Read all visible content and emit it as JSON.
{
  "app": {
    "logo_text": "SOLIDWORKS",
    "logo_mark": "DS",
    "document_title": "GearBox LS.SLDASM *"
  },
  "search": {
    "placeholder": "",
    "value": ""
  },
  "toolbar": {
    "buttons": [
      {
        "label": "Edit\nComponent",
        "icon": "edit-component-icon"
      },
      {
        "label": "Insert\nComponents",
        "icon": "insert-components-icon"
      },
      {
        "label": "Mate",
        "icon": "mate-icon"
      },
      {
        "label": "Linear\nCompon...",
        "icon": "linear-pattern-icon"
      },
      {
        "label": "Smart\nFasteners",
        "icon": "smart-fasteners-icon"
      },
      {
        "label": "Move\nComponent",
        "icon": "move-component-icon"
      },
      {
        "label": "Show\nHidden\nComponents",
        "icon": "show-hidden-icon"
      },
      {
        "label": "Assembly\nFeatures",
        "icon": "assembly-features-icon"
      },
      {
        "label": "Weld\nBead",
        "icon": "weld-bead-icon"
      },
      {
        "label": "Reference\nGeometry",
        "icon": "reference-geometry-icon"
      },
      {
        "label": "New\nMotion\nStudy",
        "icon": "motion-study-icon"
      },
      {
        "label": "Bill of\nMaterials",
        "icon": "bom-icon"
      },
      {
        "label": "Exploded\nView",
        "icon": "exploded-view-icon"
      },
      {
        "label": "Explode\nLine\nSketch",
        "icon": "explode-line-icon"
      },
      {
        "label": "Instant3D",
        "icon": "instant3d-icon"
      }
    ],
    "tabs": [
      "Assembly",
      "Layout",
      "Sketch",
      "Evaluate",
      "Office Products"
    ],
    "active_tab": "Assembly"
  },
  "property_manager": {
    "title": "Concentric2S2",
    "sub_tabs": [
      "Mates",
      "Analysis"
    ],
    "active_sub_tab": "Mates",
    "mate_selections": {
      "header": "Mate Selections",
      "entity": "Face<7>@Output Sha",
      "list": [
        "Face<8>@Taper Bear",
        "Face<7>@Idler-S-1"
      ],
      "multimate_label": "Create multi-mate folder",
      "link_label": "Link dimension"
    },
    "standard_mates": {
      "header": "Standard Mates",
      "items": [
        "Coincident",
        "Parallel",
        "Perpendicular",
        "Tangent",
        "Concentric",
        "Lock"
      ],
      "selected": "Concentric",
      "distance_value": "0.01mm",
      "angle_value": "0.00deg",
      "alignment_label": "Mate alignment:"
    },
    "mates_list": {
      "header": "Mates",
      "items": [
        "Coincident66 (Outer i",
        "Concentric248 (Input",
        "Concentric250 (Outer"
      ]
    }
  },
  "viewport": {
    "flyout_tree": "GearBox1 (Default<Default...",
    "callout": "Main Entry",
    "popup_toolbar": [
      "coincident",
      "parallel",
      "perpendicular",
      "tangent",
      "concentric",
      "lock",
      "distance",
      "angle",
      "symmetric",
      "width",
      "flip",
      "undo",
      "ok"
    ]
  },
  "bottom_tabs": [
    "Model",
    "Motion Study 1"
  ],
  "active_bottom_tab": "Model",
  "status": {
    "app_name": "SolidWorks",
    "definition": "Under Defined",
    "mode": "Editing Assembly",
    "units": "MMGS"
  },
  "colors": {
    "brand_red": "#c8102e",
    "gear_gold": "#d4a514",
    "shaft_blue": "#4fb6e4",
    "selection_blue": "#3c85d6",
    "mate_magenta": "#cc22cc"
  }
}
▬▬▬▬▬▬▬▬▬▬
**YOUR TASK:**
Read through the entries and copy each line in which "nComponents" appears.

**COMPLETED TASK:**
        "label": "Insert\nComponents",
        "label": "Show\nHidden\nComponents",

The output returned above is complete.